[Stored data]
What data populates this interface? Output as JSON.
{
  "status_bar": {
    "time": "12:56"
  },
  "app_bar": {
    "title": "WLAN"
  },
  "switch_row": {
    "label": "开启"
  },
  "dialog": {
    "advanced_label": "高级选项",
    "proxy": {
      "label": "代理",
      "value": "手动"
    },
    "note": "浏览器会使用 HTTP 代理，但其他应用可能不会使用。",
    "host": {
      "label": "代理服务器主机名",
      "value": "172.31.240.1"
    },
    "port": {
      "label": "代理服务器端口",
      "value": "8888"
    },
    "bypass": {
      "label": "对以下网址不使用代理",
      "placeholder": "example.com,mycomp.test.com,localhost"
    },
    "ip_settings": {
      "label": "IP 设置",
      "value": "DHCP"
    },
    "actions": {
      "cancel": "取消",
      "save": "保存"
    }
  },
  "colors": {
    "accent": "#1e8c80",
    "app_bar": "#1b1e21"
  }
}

◆ Written exercise
Restate the data above word for word.

◆ Response to the exercise
What data populates this interface? Output as JSON.
{
  "status_bar": {
    "time": "12:56"
  },
  "app_bar": {
    "title": "WLAN"
  },
  "switch_row": {
    "label": "开启"
  },
  "dialog": {
    "advanced_label": "高级选项",
    "proxy": {
      "label": "代理",
      "value": "手动"
    },
    "note": "浏览器会使用 HTTP 代理，但其他应用可能不会使用。",
    "host": {
      "label": "代理服务器主机名",
      "value": "172.31.240.1"
    },
    "port": {
      "label": "代理服务器端口",
      "value": "8888"
    },
    "bypass": {
      "label": "对以下网址不使用代理",
      "placeholder": "example.com,mycomp.test.com,localhost"
    },
    "ip_settings": {
      "label": "IP 设置",
      "value": "DHCP"
    },
    "actions": {
      "cancel": "取消",
      "save": "保存"
    }
  },
  "colors": {
    "accent": "#1e8c80",
    "app_bar": "#1b1e21"
  }
}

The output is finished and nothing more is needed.